Extracted data entries:
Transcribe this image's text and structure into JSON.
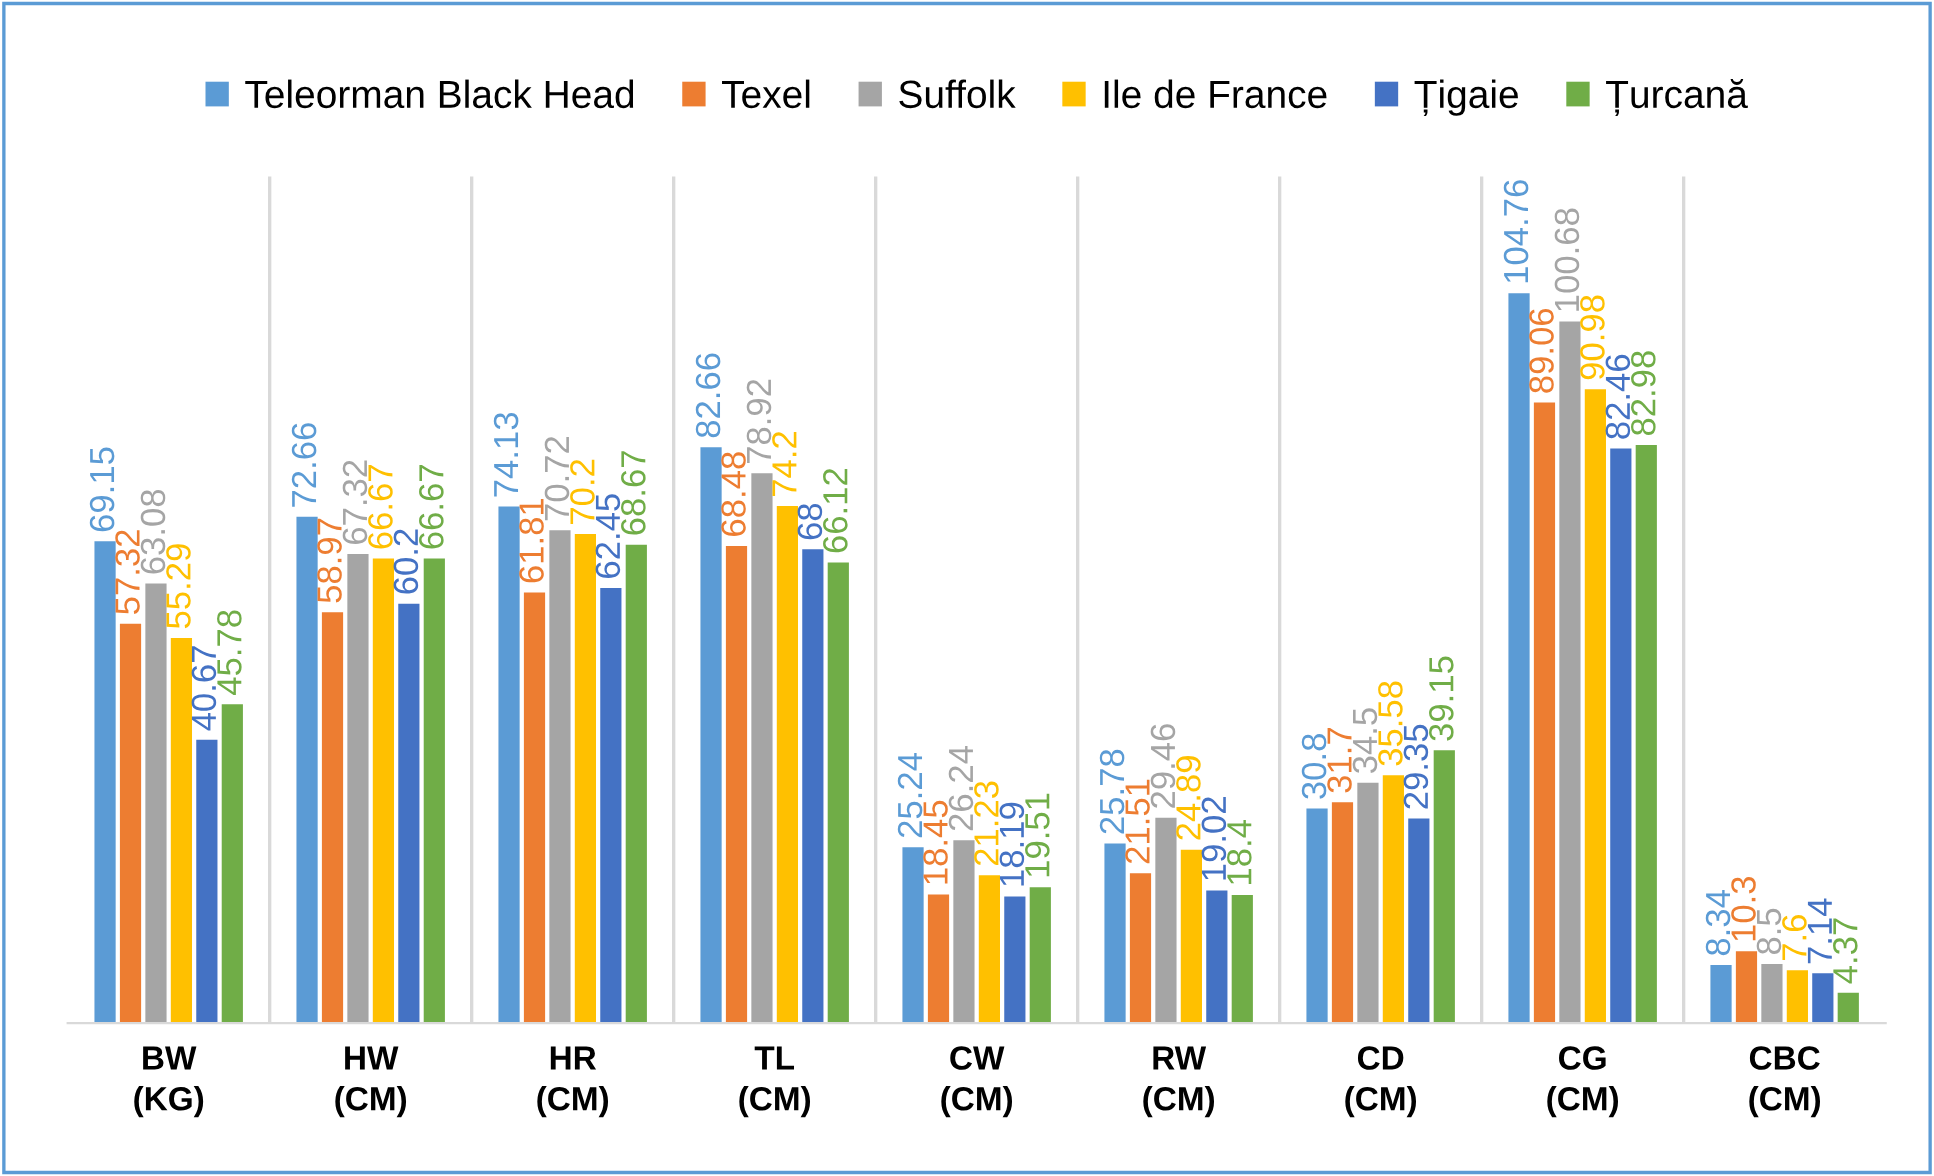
{
  "chart_data": {
    "type": "bar",
    "categories": [
      "BW\n(KG)",
      "HW\n(CM)",
      "HR\n(CM)",
      "TL\n(CM)",
      "CW\n(CM)",
      "RW\n(CM)",
      "CD\n(CM)",
      "CG\n(CM)",
      "CBC\n(CM)"
    ],
    "series": [
      {
        "name": "Teleorman Black Head",
        "color": "#5b9bd5",
        "values": [
          69.15,
          72.66,
          74.13,
          82.66,
          25.24,
          25.78,
          30.8,
          104.76,
          8.34
        ]
      },
      {
        "name": "Texel",
        "color": "#ed7d31",
        "values": [
          57.32,
          58.97,
          61.81,
          68.48,
          18.45,
          21.51,
          31.7,
          89.06,
          10.3
        ]
      },
      {
        "name": "Suffolk",
        "color": "#a5a5a5",
        "values": [
          63.08,
          67.32,
          70.72,
          78.92,
          26.24,
          29.46,
          34.5,
          100.68,
          8.5
        ]
      },
      {
        "name": "Ile de France",
        "color": "#ffc000",
        "values": [
          55.29,
          66.67,
          70.2,
          74.2,
          21.23,
          24.89,
          35.58,
          90.98,
          7.6
        ]
      },
      {
        "name": "Țigaie",
        "color": "#4472c4",
        "values": [
          40.67,
          60.2,
          62.45,
          68,
          18.19,
          19.02,
          29.35,
          82.46,
          7.14
        ]
      },
      {
        "name": "Țurcană",
        "color": "#70ad47",
        "values": [
          45.78,
          66.67,
          68.67,
          66.12,
          19.51,
          18.4,
          39.15,
          82.98,
          4.37
        ]
      }
    ],
    "data_labels": true,
    "legend": "top",
    "grid": "x"
  }
}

▶ WHAT THE TASK ASKS:
Without the pictures, reproduce every line of the records above exactly.

▶ ANSWER TO THE TASK:
Transcribe this image's text and structure into JSON.
{
  "chart_data": {
    "type": "bar",
    "categories": [
      "BW\n(KG)",
      "HW\n(CM)",
      "HR\n(CM)",
      "TL\n(CM)",
      "CW\n(CM)",
      "RW\n(CM)",
      "CD\n(CM)",
      "CG\n(CM)",
      "CBC\n(CM)"
    ],
    "series": [
      {
        "name": "Teleorman Black Head",
        "color": "#5b9bd5",
        "values": [
          69.15,
          72.66,
          74.13,
          82.66,
          25.24,
          25.78,
          30.8,
          104.76,
          8.34
        ]
      },
      {
        "name": "Texel",
        "color": "#ed7d31",
        "values": [
          57.32,
          58.97,
          61.81,
          68.48,
          18.45,
          21.51,
          31.7,
          89.06,
          10.3
        ]
      },
      {
        "name": "Suffolk",
        "color": "#a5a5a5",
        "values": [
          63.08,
          67.32,
          70.72,
          78.92,
          26.24,
          29.46,
          34.5,
          100.68,
          8.5
        ]
      },
      {
        "name": "Ile de France",
        "color": "#ffc000",
        "values": [
          55.29,
          66.67,
          70.2,
          74.2,
          21.23,
          24.89,
          35.58,
          90.98,
          7.6
        ]
      },
      {
        "name": "Țigaie",
        "color": "#4472c4",
        "values": [
          40.67,
          60.2,
          62.45,
          68,
          18.19,
          19.02,
          29.35,
          82.46,
          7.14
        ]
      },
      {
        "name": "Țurcană",
        "color": "#70ad47",
        "values": [
          45.78,
          66.67,
          68.67,
          66.12,
          19.51,
          18.4,
          39.15,
          82.98,
          4.37
        ]
      }
    ],
    "data_labels": true,
    "legend": "top",
    "grid": "x"
  }
}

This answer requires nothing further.